▶ **WHAT YOU NEED TO DO**:
Each line that holds the word "source" counts once; give the total number of such lines and nothing else.

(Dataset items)
_ _ _

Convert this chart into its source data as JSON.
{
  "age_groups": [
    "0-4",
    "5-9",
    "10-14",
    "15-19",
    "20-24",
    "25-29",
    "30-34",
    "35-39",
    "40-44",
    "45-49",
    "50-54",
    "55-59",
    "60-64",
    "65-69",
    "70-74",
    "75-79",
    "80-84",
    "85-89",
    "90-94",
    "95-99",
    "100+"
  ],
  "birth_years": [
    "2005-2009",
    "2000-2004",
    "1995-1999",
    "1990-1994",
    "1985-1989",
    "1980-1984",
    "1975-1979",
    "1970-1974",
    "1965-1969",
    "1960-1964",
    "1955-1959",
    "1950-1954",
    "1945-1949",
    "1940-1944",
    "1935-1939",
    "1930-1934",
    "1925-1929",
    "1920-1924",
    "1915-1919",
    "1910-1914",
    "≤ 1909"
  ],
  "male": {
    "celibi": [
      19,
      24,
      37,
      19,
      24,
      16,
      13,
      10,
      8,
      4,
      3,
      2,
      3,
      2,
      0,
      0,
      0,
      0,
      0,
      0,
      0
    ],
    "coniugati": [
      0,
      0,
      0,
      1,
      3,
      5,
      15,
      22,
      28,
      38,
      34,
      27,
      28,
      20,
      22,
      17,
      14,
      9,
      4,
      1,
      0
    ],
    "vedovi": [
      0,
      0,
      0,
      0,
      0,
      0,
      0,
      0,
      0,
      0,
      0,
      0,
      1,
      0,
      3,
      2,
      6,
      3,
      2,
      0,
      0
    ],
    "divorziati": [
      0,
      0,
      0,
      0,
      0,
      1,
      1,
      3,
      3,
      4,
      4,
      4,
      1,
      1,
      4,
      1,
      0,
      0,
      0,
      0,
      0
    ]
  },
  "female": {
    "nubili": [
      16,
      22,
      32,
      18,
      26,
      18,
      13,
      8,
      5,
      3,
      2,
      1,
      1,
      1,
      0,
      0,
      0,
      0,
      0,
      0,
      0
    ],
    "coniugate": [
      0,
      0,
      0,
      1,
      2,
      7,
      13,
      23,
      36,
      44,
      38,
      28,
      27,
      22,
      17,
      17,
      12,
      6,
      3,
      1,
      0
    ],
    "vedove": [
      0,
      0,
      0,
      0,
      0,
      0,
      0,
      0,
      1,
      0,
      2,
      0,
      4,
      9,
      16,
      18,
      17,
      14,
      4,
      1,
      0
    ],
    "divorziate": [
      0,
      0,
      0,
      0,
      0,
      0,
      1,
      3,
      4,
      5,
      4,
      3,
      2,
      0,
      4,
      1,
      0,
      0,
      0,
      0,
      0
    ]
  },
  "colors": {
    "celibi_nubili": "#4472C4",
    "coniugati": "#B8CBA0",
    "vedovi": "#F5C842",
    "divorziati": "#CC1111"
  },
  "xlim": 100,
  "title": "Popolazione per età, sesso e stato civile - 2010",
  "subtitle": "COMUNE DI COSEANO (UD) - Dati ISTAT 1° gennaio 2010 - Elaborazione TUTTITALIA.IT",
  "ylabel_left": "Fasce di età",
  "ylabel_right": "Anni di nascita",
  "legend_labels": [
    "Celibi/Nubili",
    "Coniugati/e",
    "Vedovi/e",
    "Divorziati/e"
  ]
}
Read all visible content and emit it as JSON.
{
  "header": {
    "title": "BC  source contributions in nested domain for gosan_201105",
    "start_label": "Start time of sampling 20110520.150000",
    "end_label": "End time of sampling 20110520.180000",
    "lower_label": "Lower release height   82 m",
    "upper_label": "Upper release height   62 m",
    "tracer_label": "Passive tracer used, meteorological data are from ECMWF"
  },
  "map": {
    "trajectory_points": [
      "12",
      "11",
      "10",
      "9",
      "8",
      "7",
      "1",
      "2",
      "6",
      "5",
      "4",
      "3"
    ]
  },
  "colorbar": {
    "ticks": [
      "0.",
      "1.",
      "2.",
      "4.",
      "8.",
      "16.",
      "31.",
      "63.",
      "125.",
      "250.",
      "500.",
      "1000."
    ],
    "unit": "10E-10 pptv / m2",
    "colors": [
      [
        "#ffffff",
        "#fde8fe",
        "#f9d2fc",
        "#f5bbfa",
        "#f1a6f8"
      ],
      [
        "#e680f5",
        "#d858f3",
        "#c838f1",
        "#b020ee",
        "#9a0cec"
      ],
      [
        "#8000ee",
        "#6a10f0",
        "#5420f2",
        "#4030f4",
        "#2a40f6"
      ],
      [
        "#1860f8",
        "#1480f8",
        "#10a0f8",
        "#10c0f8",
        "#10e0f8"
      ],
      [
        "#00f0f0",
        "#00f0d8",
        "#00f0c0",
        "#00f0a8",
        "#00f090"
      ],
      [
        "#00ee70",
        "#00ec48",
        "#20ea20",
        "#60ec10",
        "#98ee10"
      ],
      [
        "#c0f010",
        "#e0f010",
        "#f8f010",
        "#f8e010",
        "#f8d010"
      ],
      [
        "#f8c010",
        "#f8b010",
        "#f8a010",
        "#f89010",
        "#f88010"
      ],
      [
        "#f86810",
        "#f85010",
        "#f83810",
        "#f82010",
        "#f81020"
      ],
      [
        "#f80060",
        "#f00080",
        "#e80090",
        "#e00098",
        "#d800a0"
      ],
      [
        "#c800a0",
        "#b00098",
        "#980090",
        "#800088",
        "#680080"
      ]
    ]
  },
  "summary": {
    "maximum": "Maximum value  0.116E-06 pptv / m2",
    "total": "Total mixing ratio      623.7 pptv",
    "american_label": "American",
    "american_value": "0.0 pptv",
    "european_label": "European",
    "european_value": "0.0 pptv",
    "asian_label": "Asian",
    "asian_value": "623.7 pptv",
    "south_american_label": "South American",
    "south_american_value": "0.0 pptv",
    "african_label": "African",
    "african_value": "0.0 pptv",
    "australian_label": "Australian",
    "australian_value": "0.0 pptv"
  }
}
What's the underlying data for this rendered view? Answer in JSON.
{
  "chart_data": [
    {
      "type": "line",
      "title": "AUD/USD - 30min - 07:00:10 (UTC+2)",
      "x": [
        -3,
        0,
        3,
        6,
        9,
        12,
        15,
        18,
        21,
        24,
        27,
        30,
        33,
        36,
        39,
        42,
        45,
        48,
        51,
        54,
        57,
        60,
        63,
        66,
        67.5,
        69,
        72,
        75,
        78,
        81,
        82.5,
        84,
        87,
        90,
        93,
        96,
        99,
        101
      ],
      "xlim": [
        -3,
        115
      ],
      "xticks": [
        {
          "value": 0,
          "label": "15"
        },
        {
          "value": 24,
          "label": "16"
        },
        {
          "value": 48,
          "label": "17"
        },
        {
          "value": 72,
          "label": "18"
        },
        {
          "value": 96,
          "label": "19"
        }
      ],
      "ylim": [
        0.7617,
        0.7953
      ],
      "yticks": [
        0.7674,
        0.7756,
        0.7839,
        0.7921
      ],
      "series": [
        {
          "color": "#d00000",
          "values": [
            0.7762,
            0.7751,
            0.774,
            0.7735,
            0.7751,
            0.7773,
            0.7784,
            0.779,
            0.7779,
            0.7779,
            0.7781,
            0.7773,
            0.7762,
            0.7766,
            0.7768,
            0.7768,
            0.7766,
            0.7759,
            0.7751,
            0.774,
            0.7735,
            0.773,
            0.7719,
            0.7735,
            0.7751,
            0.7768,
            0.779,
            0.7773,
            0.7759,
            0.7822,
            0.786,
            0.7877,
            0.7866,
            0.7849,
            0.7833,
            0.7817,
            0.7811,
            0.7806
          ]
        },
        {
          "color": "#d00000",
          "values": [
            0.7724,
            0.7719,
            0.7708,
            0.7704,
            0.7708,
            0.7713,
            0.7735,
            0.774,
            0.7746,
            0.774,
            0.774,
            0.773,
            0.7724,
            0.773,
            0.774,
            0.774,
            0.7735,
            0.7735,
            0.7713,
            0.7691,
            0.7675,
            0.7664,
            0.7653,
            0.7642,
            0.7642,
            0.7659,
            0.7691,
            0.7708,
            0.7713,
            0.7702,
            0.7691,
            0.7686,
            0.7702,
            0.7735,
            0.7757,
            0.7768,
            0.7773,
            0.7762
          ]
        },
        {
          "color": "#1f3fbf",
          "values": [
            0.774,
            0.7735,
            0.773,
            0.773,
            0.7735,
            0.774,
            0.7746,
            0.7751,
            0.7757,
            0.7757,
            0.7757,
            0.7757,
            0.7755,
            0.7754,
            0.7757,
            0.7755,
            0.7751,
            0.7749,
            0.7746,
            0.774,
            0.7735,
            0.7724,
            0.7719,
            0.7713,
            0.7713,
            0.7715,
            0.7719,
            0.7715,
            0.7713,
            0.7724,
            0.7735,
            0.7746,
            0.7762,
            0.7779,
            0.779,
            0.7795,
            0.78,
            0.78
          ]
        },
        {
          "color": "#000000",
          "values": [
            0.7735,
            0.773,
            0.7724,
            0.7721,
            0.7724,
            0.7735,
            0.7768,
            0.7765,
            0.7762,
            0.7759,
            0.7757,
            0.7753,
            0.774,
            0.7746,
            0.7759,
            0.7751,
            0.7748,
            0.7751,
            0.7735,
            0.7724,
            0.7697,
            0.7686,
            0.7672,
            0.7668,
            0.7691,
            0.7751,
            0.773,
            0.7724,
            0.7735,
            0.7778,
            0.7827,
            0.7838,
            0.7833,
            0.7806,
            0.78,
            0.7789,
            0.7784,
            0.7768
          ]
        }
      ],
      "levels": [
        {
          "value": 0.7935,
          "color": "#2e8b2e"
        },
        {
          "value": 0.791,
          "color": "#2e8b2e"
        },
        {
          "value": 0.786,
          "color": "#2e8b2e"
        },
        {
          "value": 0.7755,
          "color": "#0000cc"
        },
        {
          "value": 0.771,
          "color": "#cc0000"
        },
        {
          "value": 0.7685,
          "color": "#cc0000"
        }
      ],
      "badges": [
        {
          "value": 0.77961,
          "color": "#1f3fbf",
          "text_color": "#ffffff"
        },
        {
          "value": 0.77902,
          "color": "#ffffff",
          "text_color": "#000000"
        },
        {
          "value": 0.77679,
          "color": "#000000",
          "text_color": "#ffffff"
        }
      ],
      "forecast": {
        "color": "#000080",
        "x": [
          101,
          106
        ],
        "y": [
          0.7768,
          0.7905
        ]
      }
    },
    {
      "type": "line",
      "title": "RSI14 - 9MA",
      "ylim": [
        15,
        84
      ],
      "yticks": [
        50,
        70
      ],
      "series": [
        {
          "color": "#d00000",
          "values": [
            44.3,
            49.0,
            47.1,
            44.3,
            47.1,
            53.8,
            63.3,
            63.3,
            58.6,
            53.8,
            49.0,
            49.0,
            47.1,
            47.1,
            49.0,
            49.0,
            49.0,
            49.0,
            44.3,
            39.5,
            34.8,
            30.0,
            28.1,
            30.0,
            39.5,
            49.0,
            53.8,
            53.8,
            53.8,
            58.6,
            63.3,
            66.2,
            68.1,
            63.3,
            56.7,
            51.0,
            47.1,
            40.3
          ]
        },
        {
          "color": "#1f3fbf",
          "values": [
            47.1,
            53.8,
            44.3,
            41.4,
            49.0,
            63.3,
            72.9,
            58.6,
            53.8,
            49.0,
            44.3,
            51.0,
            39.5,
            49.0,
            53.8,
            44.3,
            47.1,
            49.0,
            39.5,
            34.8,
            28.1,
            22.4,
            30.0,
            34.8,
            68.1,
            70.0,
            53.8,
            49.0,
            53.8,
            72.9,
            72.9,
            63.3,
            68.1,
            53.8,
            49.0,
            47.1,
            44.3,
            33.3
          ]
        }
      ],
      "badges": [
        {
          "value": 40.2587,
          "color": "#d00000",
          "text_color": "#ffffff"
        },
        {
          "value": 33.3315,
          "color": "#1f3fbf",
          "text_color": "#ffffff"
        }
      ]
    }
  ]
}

_ _ _

▶ **ANSWER TO THE PROBLEM**:
2